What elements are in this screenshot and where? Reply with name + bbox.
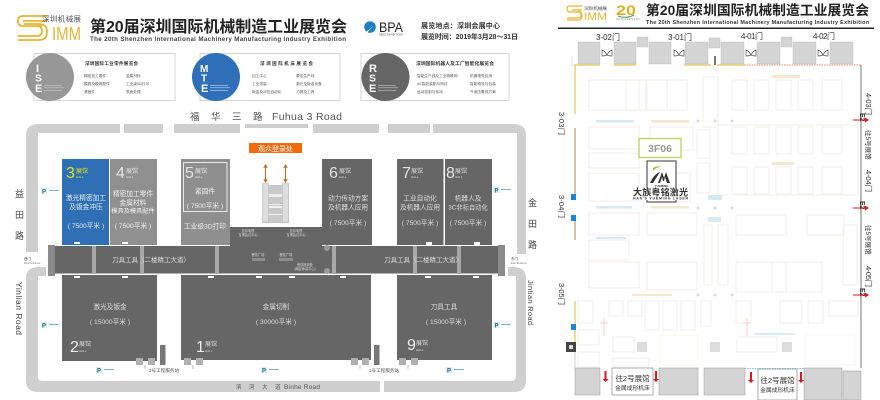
hall 7: HALL xyxy=(411,175,419,179)
road labels: Yitian, Jintian, Yinlian, Binhe: 路 xyxy=(15,230,24,241)
booth plan floor outlines xyxy=(578,77,858,367)
exit marks right: E2 xyxy=(858,113,865,122)
corridor: tool hall second floor: 餐饮广场 xyxy=(280,252,292,257)
panel: MTE xyxy=(192,53,340,101)
panel: RSE: 机器视觉应用 xyxy=(470,73,492,78)
panel: MTE: 深圳国际机床展览会 xyxy=(260,60,314,67)
callout: to hall 2 left xyxy=(612,368,653,395)
hall 4: 金属材料 xyxy=(120,198,147,207)
hall 1: ( 30000平米 ) xyxy=(256,317,296,326)
hall 7: 工业自动化 xyxy=(403,194,437,202)
panel: ISE xyxy=(26,53,175,101)
hall 6: 展馆 xyxy=(339,167,351,175)
panel: RSE: S xyxy=(369,72,376,84)
hall 8: 展馆 xyxy=(455,167,467,175)
gates west and east: 西门 xyxy=(24,256,31,261)
hall 2 xyxy=(62,275,157,361)
hall 9: HALL xyxy=(416,348,424,352)
door labels right: 4-04门 xyxy=(864,170,873,192)
road labels: Yitian, Jintian, Yinlian, Binhe: 田 xyxy=(528,219,537,229)
parking markers: P xyxy=(494,324,499,330)
logo: 20th anniversary xyxy=(616,2,640,21)
hall 3: 激光精密加工 xyxy=(66,193,106,202)
title right: The 20th Shenzhen International Machinery Manufacturing Industry Exhibition xyxy=(646,20,869,26)
road labels: Yitian, Jintian, Yinlian, Binhe: Yinlian Road xyxy=(14,282,24,335)
panel: MTE: 钣金及冲压自动化 xyxy=(252,89,282,94)
exit marks right: E2 xyxy=(858,288,865,297)
road labels: Yitian, Jintian, Yinlian, Binhe: 金 xyxy=(528,197,537,208)
hall 8: 8 xyxy=(446,165,455,182)
road labels: Yitian, Jintian, Yinlian, Binhe: 道 xyxy=(275,383,281,391)
panel: RSE: 气液压集成方案 xyxy=(470,89,496,94)
logo: SIMM right xyxy=(567,5,607,23)
callout: to hall 2 right xyxy=(758,369,797,400)
hall 3: HALL xyxy=(76,175,84,179)
hall 6: 6 xyxy=(329,165,338,182)
panel: MTE: 刀具及工具 xyxy=(296,89,315,94)
corridor: tool hall second floor: 餐饮广场 xyxy=(252,252,264,257)
hall 4: 4 xyxy=(116,165,125,182)
hall 5: 紧固件 xyxy=(195,186,215,196)
hall 1: 展馆 xyxy=(205,340,217,348)
parking markers: P xyxy=(494,188,499,194)
hall 2: 展馆 xyxy=(79,340,91,348)
panel: MTE: 工业测量 xyxy=(252,81,267,86)
title left: The 20th Shenzhen International Machinery Manufacturing Industry Exhibition xyxy=(90,36,346,43)
hall 4 xyxy=(110,159,157,245)
road labels: Yitian, Jintian, Yinlian, Binhe: 田 xyxy=(15,210,24,220)
logo: SIMM left xyxy=(18,14,82,44)
corridor: tool hall second floor: 互博会议中心 xyxy=(286,232,306,237)
hall 9 xyxy=(397,275,492,360)
hall 8: 机器人及 xyxy=(455,194,482,202)
parking markers: P xyxy=(262,368,266,374)
hall 5: 5 xyxy=(185,165,194,182)
callout: to hall 2 right: 金属成形机床 xyxy=(760,386,795,394)
panel: RSE: E xyxy=(369,83,376,95)
blue columns left xyxy=(571,194,576,330)
panel: ISE: 紧固件 xyxy=(84,89,95,94)
corridor: tool hall second floor: 餐饮座到处 xyxy=(297,262,314,267)
title right: 第20届深圳国际机械制造工业展览会 xyxy=(646,2,869,18)
road labels: Yitian, Jintian, Yinlian, Binhe: 河 xyxy=(249,383,255,391)
hall 9: 刀具工具 xyxy=(431,303,458,311)
bottom gray blocks xyxy=(575,368,861,400)
hall 5 xyxy=(181,159,230,245)
panel: ISE: 精密加工零件 xyxy=(84,73,106,78)
logo: Yueming Laser: HAN'S YUEMING LASER xyxy=(633,196,688,200)
title left xyxy=(90,17,347,43)
logo: SIMM right: IMM xyxy=(584,11,607,23)
hall 6: 及机器人应用 xyxy=(328,202,368,212)
route labels right: 往5号展馆 xyxy=(864,225,873,255)
hall 8: HALL xyxy=(455,175,463,179)
callout: to hall 2 left: 金属成形机床 xyxy=(615,384,650,392)
hall 4: 模具及模具配件 xyxy=(111,207,155,215)
parking markers: P xyxy=(447,368,451,374)
logo: BPA xyxy=(364,19,404,36)
logo: SIMM left: 深圳机械展 xyxy=(42,14,82,24)
hall 7: ( 7500平米 ) xyxy=(402,218,438,227)
road ring xyxy=(26,124,526,392)
hall 8: ( 7500平米 ) xyxy=(450,218,486,227)
booth number 3F06 xyxy=(639,138,681,158)
panel: RSE: 3C智能装配与测试 xyxy=(417,81,448,86)
logo: Yueming Laser: YUEMING xyxy=(654,184,669,188)
gates west and east: East Entrance xyxy=(511,262,527,265)
hall 4: HALL xyxy=(126,175,134,179)
corridor: tool hall second floor: 显示电视 xyxy=(242,228,255,233)
hall 4: 精密加工零件 xyxy=(113,189,153,198)
panel: MTE: 加工中心 xyxy=(252,73,267,78)
hall 8: 3C非标自动化 xyxy=(448,202,488,212)
hall 5: HALL xyxy=(195,175,203,179)
service stations: 2号工程服务站 xyxy=(149,367,180,374)
road label: Fuhua 3 Road: 福 xyxy=(190,111,200,123)
hall 4: 展馆 xyxy=(126,167,138,175)
hall 9: 展馆 xyxy=(416,339,428,347)
registration label xyxy=(249,143,302,153)
hall 3 xyxy=(62,159,109,245)
hall 4: ( 7500平米 ) xyxy=(115,221,151,230)
door labels top: 4-02门 xyxy=(813,31,835,41)
panel: ISE: 深圳国际工业零件展览会 xyxy=(85,60,138,67)
hall 5: 展馆 xyxy=(195,167,207,175)
door labels top: 4-01门 xyxy=(741,31,763,41)
panel: RSE: 运动控制与传动 xyxy=(417,89,443,94)
door labels right: 4-05门 xyxy=(864,266,873,287)
door labels right: 4-03门 xyxy=(864,93,873,115)
booth number 3F06: 3F06 xyxy=(648,143,672,155)
hall 3: 展馆 xyxy=(76,167,88,175)
road labels: Yitian, Jintian, Yinlian, Binhe xyxy=(14,188,537,391)
panel: ISE: S xyxy=(35,72,42,84)
panel: ISE: 金属材料 xyxy=(126,73,141,78)
hall 9: 9 xyxy=(407,337,416,354)
panel: MTE: 激光及钣金设备 xyxy=(296,81,322,86)
service stations: 1号工程服务站 xyxy=(369,367,400,374)
door labels left: 3-05门 xyxy=(557,283,566,305)
panel: MTE: M xyxy=(200,64,208,75)
road labels: Yitian, Jintian, Yinlian, Binhe: 大 xyxy=(262,383,268,391)
gates west and east: West Entrance xyxy=(24,262,41,265)
panel: ISE: E xyxy=(35,83,42,95)
road label: Fuhua 3 Road: 华 xyxy=(211,111,221,123)
route labels right xyxy=(864,130,873,255)
road labels: Yitian, Jintian, Yinlian, Binhe: 路 xyxy=(528,239,537,250)
panel: ISE: 表面处理 xyxy=(126,89,141,94)
logo: SIMM right: 深圳机械展 xyxy=(584,5,607,12)
venue and date: 展览地点：深圳会展中心 xyxy=(421,21,500,30)
panel: RSE xyxy=(361,53,509,101)
parking markers: P xyxy=(42,190,46,196)
logo: BPA: BPA xyxy=(379,19,404,35)
logo: 20th anniversary: 20 xyxy=(616,2,636,18)
road label: Fuhua 3 Road xyxy=(190,111,342,123)
panel: ISE: I xyxy=(36,63,39,75)
panel: MTE: T xyxy=(201,74,207,84)
gates west and east: 东门 xyxy=(511,256,518,261)
panel: RSE: 智能生产线及工业物联网 xyxy=(417,73,458,78)
door labels left: 3-04门 xyxy=(557,195,566,218)
hall 6: ( 7500平米 ) xyxy=(330,218,366,227)
panel: RSE: 智能物流与包装 xyxy=(470,81,496,86)
hall 3: 3 xyxy=(66,165,75,182)
registration label: 观众登录处 xyxy=(258,144,293,153)
logo: SIMM left: IMM xyxy=(52,24,81,44)
panel: RSE: 深圳国际机器人及工厂智能化展览会 xyxy=(416,60,494,67)
parking markers xyxy=(41,187,511,374)
service stations xyxy=(136,345,418,374)
title left: 第20届深圳国际机械制造工业展览会 xyxy=(90,17,347,36)
pale zone markers xyxy=(596,75,800,352)
hall 7: 7 xyxy=(402,165,411,182)
door labels left xyxy=(557,112,566,305)
wall outline and yellow wall xyxy=(572,56,861,368)
stairs block xyxy=(566,342,576,352)
logo: BPA: REED EXHIBITIONS xyxy=(379,34,403,36)
road labels: Yitian, Jintian, Yinlian, Binhe: 益 xyxy=(15,188,24,199)
corridor: tool hall second floor: 显示电视 xyxy=(290,228,303,233)
callout: to hall 2 left: 往2号展馆 xyxy=(615,373,650,383)
door labels top: 3-01门 xyxy=(668,32,692,42)
corridor: tool hall second floor: 互博会议中心 xyxy=(238,232,258,237)
hall 1 xyxy=(181,275,371,360)
red arrows right xyxy=(853,118,869,298)
hall 7 xyxy=(397,159,444,245)
logo: Yueming Laser: 大族粤铭激光 xyxy=(633,186,688,198)
door labels left: 3-03门 xyxy=(557,112,566,135)
hall 2: 激光及钣金 xyxy=(93,302,127,311)
corridor: tool hall second floor: 刀具工具（二楼精工大道） xyxy=(112,255,190,264)
hall 1: 金属切削 xyxy=(263,302,290,311)
corridor: tool hall second floor: (南区休息中心) xyxy=(294,266,316,271)
exit marks right xyxy=(858,113,865,297)
logo: 20th anniversary: ANNIVERSARY xyxy=(616,18,640,21)
hall 7: 展馆 xyxy=(411,167,423,175)
hall 5: 工业级3D打印 xyxy=(184,222,226,230)
venue and date: 展览时间：2019年3月28～31日 xyxy=(421,32,518,41)
hall 6: 动力传动方案 xyxy=(328,194,368,202)
road labels: Yitian, Jintian, Yinlian, Binhe: Binhe Road xyxy=(284,384,320,391)
panel: RSE: R xyxy=(369,63,377,75)
panel: MTE: 柔性生产线 xyxy=(296,73,315,78)
road label: Fuhua 3 Road: 三 xyxy=(232,112,242,123)
panel: ISE: 工业级3D打印 xyxy=(126,81,149,86)
hall 6 xyxy=(322,159,372,245)
door labels top: 3-02门 xyxy=(596,32,620,42)
title right xyxy=(646,2,869,26)
venue and date xyxy=(421,21,518,41)
door labels right xyxy=(864,93,873,287)
route labels right: 往5号展馆 xyxy=(864,130,873,160)
hall 1: HALL xyxy=(205,349,213,353)
hall 5: ( 7500平米 ) xyxy=(187,201,223,210)
door icons xyxy=(602,50,828,56)
panel: ISE: 模具及模具配件 xyxy=(84,81,110,86)
callout: to hall 2 right: 往2号展馆 xyxy=(760,375,795,385)
hall 8 xyxy=(445,159,492,245)
hall 3: 及钣金冲压 xyxy=(69,202,103,211)
corridor: tool hall second floor: 刀具工具（二楼精工大道） xyxy=(384,255,462,264)
panel: MTE: E xyxy=(201,83,208,95)
door labels top xyxy=(596,31,835,42)
escalator stairs xyxy=(262,165,289,223)
hall 6: HALL xyxy=(339,175,347,179)
hall 2: HALL xyxy=(79,349,87,353)
corridor: tool hall second floor xyxy=(46,227,505,276)
hall 2: ( 15000平米 ) xyxy=(90,317,130,326)
hall 2: 2 xyxy=(70,339,79,356)
gates west and east xyxy=(24,256,527,265)
road label: Fuhua 3 Road: 路 xyxy=(253,111,263,123)
top gray entrance blocks xyxy=(578,37,853,64)
road labels: Yitian, Jintian, Yinlian, Binhe: Jintian Road xyxy=(526,280,535,325)
parking markers: P xyxy=(97,368,101,374)
hall 7: 及机器人应用 xyxy=(400,202,440,212)
hall 1: 1 xyxy=(196,339,205,356)
red arrows bottom xyxy=(602,371,804,383)
road labels: Yitian, Jintian, Yinlian, Binhe: 滨 xyxy=(236,383,242,391)
hall 3: ( 7500平米 ) xyxy=(68,221,104,230)
logo: Yueming Laser xyxy=(633,161,689,202)
road label: Fuhua 3 Road: Fuhua 3 Road xyxy=(272,111,342,123)
hall 9: ( 15000平米 ) xyxy=(426,317,466,326)
exit marks right: E2 xyxy=(858,201,865,210)
parking markers: P xyxy=(42,324,46,330)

::::

* Written request *
Format the stretch of the data above from the line containing "hall 7: HALL xyxy=(411,175,419,179)" through the line containing "hall 8: 展馆 xyxy=(455,167,467,175)" as a Markdown table with the columns Row and Data line. Number each line in the Row column, and omit any blank lines.

* Solution below *
| Row | Data line |
|---|---|
| 1 | hall 7: HALL xyxy=(411,175,419,179) |
| 2 | road labels: Yitian, Jintian, Yinlian, Binhe: 路 xyxy=(15,230,24,241) |
| 3 | booth plan floor outlines xyxy=(578,77,858,367) |
| 4 | exit marks right: E2 xyxy=(858,113,865,122) |
| 5 | corridor: tool hall second floor: 餐饮广场 xyxy=(280,252,292,257) |
| 6 | panel: MTE xyxy=(192,53,340,101) |
| 7 | panel: RSE: 机器视觉应用 xyxy=(470,73,492,78) |
| 8 | panel: MTE: 深圳国际机床展览会 xyxy=(260,60,314,67) |
| 9 | callout: to hall 2 left xyxy=(612,368,653,395) |
| 10 | hall 4: 金属材料 xyxy=(120,198,147,207) |
| 11 | hall 1: ( 30000平米 ) xyxy=(256,317,296,326) |
| 12 | hall 7: 工业自动化 xyxy=(403,194,437,202) |
| 13 | panel: ISE xyxy=(26,53,175,101) |
| 14 | hall 6: 展馆 xyxy=(339,167,351,175) |
| 15 | panel: RSE: S xyxy=(369,72,376,84) |
| 16 | hall 8: 展馆 xyxy=(455,167,467,175) |